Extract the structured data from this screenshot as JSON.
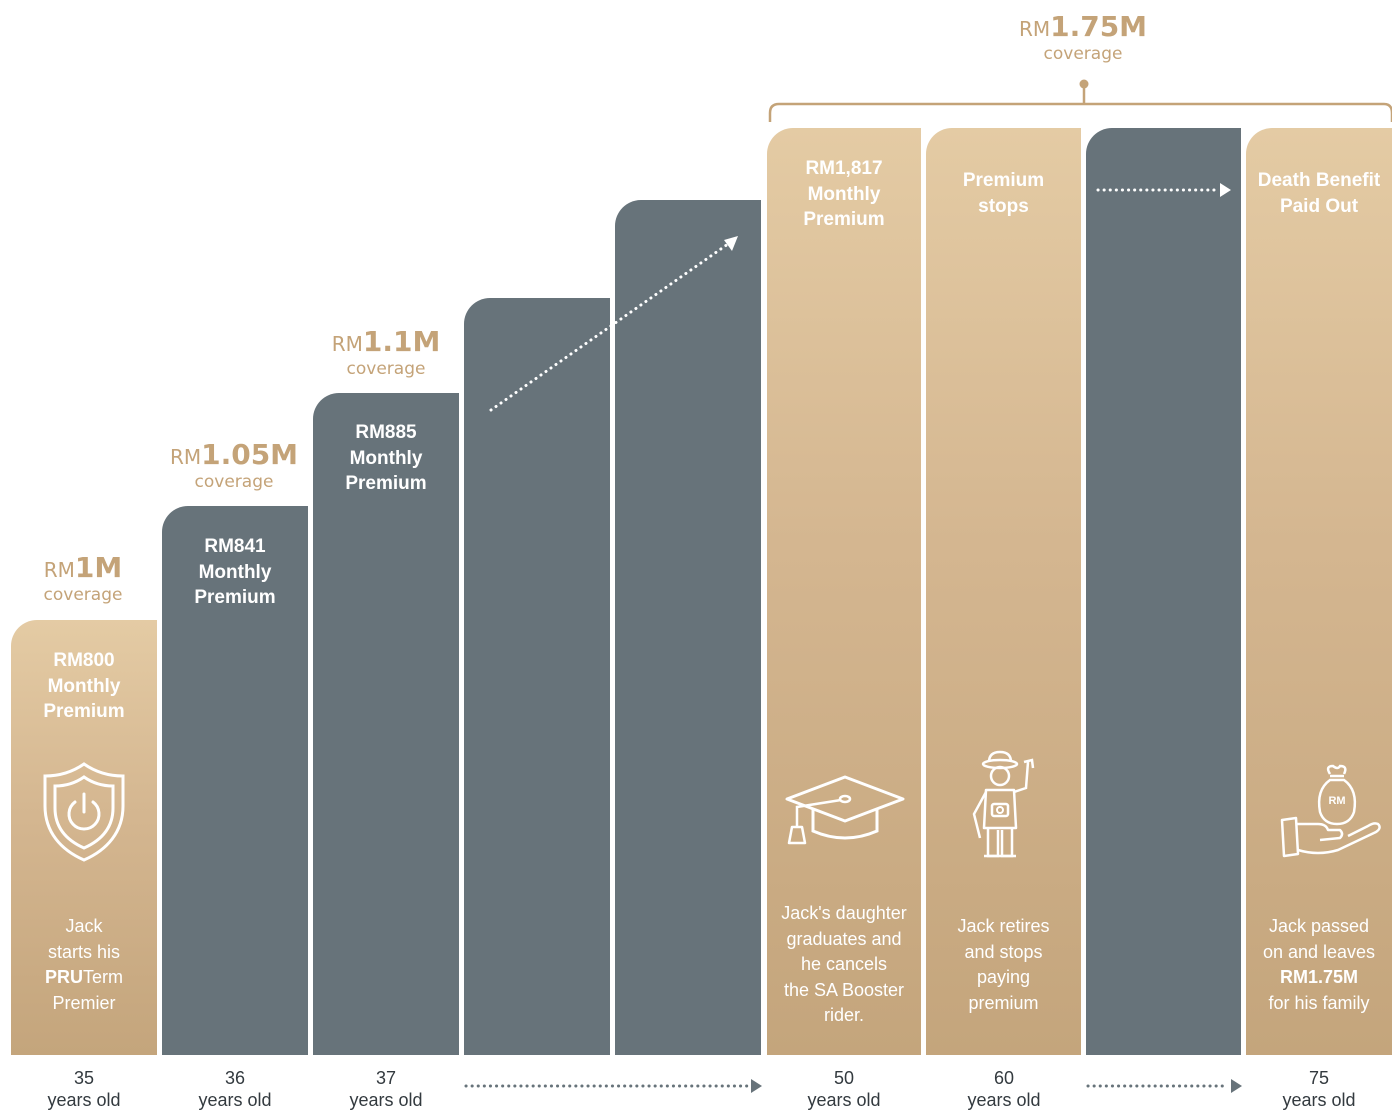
{
  "colors": {
    "gold": "#d4b690",
    "grey": "#67737a",
    "gold_text": "#c4a378",
    "age_text": "#333a3f"
  },
  "coverage": [
    {
      "currency": "RM",
      "amount": "1M",
      "label": "coverage"
    },
    {
      "currency": "RM",
      "amount": "1.05M",
      "label": "coverage"
    },
    {
      "currency": "RM",
      "amount": "1.1M",
      "label": "coverage"
    },
    {
      "currency": "RM",
      "amount": "1.75M",
      "label": "coverage"
    }
  ],
  "bars": [
    {
      "title": [
        "RM800",
        "Monthly",
        "Premium"
      ],
      "desc": [
        "Jack",
        "starts his"
      ],
      "desc_brand_bold": "PRU",
      "desc_brand_rest": "Term",
      "desc_last": "Premier",
      "icon": "shield-power-icon"
    },
    {
      "title": [
        "RM841",
        "Monthly",
        "Premium"
      ]
    },
    {
      "title": [
        "RM885",
        "Monthly",
        "Premium"
      ]
    },
    {},
    {},
    {
      "title": [
        "RM1,817",
        "Monthly",
        "Premium"
      ],
      "desc": [
        "Jack's daughter",
        "graduates and",
        "he cancels",
        "the SA Booster",
        "rider."
      ],
      "icon": "graduation-cap-icon"
    },
    {
      "title": [
        "Premium",
        "stops"
      ],
      "desc": [
        "Jack retires",
        "and stops",
        "paying",
        "premium"
      ],
      "icon": "retiree-tourist-icon"
    },
    {},
    {
      "title": [
        "Death Benefit",
        "Paid Out"
      ],
      "desc": [
        "Jack passed",
        "on and leaves"
      ],
      "desc_bold": "RM1.75M",
      "desc_last": "for his family",
      "icon": "money-bag-hand-icon",
      "icon_label": "RM"
    }
  ],
  "ages": [
    {
      "num": "35",
      "label": "years old"
    },
    {
      "num": "36",
      "label": "years old"
    },
    {
      "num": "37",
      "label": "years old"
    },
    {
      "num": "50",
      "label": "years old"
    },
    {
      "num": "60",
      "label": "years old"
    },
    {
      "num": "75",
      "label": "years old"
    }
  ]
}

(Problem details): Each record above should come back exactly the same, only without its pictures.

(Complete response):
Extract the structured data from this screenshot as JSON.
{
  "colors": {
    "gold": "#d4b690",
    "grey": "#67737a",
    "gold_text": "#c4a378",
    "age_text": "#333a3f"
  },
  "coverage": [
    {
      "currency": "RM",
      "amount": "1M",
      "label": "coverage"
    },
    {
      "currency": "RM",
      "amount": "1.05M",
      "label": "coverage"
    },
    {
      "currency": "RM",
      "amount": "1.1M",
      "label": "coverage"
    },
    {
      "currency": "RM",
      "amount": "1.75M",
      "label": "coverage"
    }
  ],
  "bars": [
    {
      "title": [
        "RM800",
        "Monthly",
        "Premium"
      ],
      "desc": [
        "Jack",
        "starts his"
      ],
      "desc_brand_bold": "PRU",
      "desc_brand_rest": "Term",
      "desc_last": "Premier",
      "icon": "shield-power-icon"
    },
    {
      "title": [
        "RM841",
        "Monthly",
        "Premium"
      ]
    },
    {
      "title": [
        "RM885",
        "Monthly",
        "Premium"
      ]
    },
    {},
    {},
    {
      "title": [
        "RM1,817",
        "Monthly",
        "Premium"
      ],
      "desc": [
        "Jack's daughter",
        "graduates and",
        "he cancels",
        "the SA Booster",
        "rider."
      ],
      "icon": "graduation-cap-icon"
    },
    {
      "title": [
        "Premium",
        "stops"
      ],
      "desc": [
        "Jack retires",
        "and stops",
        "paying",
        "premium"
      ],
      "icon": "retiree-tourist-icon"
    },
    {},
    {
      "title": [
        "Death Benefit",
        "Paid Out"
      ],
      "desc": [
        "Jack passed",
        "on and leaves"
      ],
      "desc_bold": "RM1.75M",
      "desc_last": "for his family",
      "icon": "money-bag-hand-icon",
      "icon_label": "RM"
    }
  ],
  "ages": [
    {
      "num": "35",
      "label": "years old"
    },
    {
      "num": "36",
      "label": "years old"
    },
    {
      "num": "37",
      "label": "years old"
    },
    {
      "num": "50",
      "label": "years old"
    },
    {
      "num": "60",
      "label": "years old"
    },
    {
      "num": "75",
      "label": "years old"
    }
  ]
}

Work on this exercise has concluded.